[Collected data]
Start
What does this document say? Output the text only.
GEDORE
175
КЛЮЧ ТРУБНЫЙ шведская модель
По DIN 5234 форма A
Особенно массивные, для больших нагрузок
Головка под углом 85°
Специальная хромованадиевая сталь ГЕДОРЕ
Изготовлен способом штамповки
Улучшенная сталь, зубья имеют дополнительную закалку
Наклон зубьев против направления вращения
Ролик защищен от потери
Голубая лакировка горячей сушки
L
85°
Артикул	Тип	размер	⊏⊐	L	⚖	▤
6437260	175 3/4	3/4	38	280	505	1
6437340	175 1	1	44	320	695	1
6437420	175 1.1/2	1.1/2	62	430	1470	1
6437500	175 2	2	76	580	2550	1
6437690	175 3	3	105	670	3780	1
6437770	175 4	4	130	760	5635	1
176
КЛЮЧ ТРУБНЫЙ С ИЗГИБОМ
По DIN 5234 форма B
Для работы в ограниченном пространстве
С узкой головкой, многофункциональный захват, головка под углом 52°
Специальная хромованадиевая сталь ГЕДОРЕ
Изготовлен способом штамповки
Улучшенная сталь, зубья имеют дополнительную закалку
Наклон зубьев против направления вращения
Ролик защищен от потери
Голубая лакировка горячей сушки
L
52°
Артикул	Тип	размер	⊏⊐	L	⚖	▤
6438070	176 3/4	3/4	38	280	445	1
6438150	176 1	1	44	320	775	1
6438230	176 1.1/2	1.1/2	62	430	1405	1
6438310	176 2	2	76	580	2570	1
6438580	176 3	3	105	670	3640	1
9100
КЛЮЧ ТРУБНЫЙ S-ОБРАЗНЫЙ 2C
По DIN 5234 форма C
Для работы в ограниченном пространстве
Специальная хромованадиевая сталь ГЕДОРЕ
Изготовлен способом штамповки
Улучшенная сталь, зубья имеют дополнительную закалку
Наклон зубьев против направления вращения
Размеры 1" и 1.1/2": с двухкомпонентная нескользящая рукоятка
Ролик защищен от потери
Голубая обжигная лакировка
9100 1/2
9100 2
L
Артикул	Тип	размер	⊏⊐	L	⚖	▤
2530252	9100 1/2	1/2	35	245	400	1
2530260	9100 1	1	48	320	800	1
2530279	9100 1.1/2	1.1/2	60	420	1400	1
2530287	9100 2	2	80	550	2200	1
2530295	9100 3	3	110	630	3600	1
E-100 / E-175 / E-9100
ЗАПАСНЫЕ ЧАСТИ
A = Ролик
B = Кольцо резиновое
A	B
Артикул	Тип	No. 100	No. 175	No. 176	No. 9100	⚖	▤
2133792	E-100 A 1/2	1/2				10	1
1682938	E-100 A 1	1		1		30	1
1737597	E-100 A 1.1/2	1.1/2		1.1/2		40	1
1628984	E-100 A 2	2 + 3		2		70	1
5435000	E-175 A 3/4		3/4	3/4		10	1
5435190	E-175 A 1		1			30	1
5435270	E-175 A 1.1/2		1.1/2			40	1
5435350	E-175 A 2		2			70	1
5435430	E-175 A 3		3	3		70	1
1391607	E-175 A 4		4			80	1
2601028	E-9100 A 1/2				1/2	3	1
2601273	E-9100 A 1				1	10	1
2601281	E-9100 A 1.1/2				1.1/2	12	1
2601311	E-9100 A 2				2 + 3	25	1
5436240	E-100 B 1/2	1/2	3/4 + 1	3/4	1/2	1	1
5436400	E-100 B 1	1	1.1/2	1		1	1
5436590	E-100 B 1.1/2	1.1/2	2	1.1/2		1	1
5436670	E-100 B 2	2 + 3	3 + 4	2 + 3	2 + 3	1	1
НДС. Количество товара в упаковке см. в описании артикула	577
End
Would you reproduce all the entries exactly?

→ **OUTPUT OF THE TASK**
What does this document say? Output the text only.
GEDORE
175
КЛЮЧ ТРУБНЫЙ шведская модель
По DIN 5234 форма A
Особенно массивные, для больших нагрузок
Головка под углом 85°
Специальная хромованадиевая сталь ГЕДОРЕ
Изготовлен способом штамповки
Улучшенная сталь, зубья имеют дополнительную закалку
Наклон зубьев против направления вращения
Ролик защищен от потери
Голубая лакировка горячей сушки
L
85°
Артикул	Тип	размер	⊏⊐	L	⚖	▤
6437260	175 3/4	3/4	38	280	505	1
6437340	175 1	1	44	320	695	1
6437420	175 1.1/2	1.1/2	62	430	1470	1
6437500	175 2	2	76	580	2550	1
6437690	175 3	3	105	670	3780	1
6437770	175 4	4	130	760	5635	1
176
КЛЮЧ ТРУБНЫЙ С ИЗГИБОМ
По DIN 5234 форма B
Для работы в ограниченном пространстве
С узкой головкой, многофункциональный захват, головка под углом 52°
Специальная хромованадиевая сталь ГЕДОРЕ
Изготовлен способом штамповки
Улучшенная сталь, зубья имеют дополнительную закалку
Наклон зубьев против направления вращения
Ролик защищен от потери
Голубая лакировка горячей сушки
L
52°
Артикул	Тип	размер	⊏⊐	L	⚖	▤
6438070	176 3/4	3/4	38	280	445	1
6438150	176 1	1	44	320	775	1
6438230	176 1.1/2	1.1/2	62	430	1405	1
6438310	176 2	2	76	580	2570	1
6438580	176 3	3	105	670	3640	1
9100
КЛЮЧ ТРУБНЫЙ S-ОБРАЗНЫЙ 2C
По DIN 5234 форма C
Для работы в ограниченном пространстве
Специальная хромованадиевая сталь ГЕДОРЕ
Изготовлен способом штамповки
Улучшенная сталь, зубья имеют дополнительную закалку
Наклон зубьев против направления вращения
Размеры 1" и 1.1/2": с двухкомпонентная нескользящая рукоятка
Ролик защищен от потери
Голубая обжигная лакировка
9100 1/2
9100 2
L
Артикул	Тип	размер	⊏⊐	L	⚖	▤
2530252	9100 1/2	1/2	35	245	400	1
2530260	9100 1	1	48	320	800	1
2530279	9100 1.1/2	1.1/2	60	420	1400	1
2530287	9100 2	2	80	550	2200	1
2530295	9100 3	3	110	630	3600	1
E-100 / E-175 / E-9100
ЗАПАСНЫЕ ЧАСТИ
A = Ролик
B = Кольцо резиновое
A	B
Артикул	Тип	No. 100	No. 175	No. 176	No. 9100	⚖	▤
2133792	E-100 A 1/2	1/2				10	1
1682938	E-100 A 1	1		1		30	1
1737597	E-100 A 1.1/2	1.1/2		1.1/2		40	1
1628984	E-100 A 2	2 + 3		2		70	1
5435000	E-175 A 3/4		3/4	3/4		10	1
5435190	E-175 A 1		1			30	1
5435270	E-175 A 1.1/2		1.1/2			40	1
5435350	E-175 A 2		2			70	1
5435430	E-175 A 3		3	3		70	1
1391607	E-175 A 4		4			80	1
2601028	E-9100 A 1/2				1/2	3	1
2601273	E-9100 A 1				1	10	1
2601281	E-9100 A 1.1/2				1.1/2	12	1
2601311	E-9100 A 2				2 + 3	25	1
5436240	E-100 B 1/2	1/2	3/4 + 1	3/4	1/2	1	1
5436400	E-100 B 1	1	1.1/2	1		1	1
5436590	E-100 B 1.1/2	1.1/2	2	1.1/2		1	1
5436670	E-100 B 2	2 + 3	3 + 4	2 + 3	2 + 3	1	1
НДС. Количество товара в упаковке см. в описании артикула	577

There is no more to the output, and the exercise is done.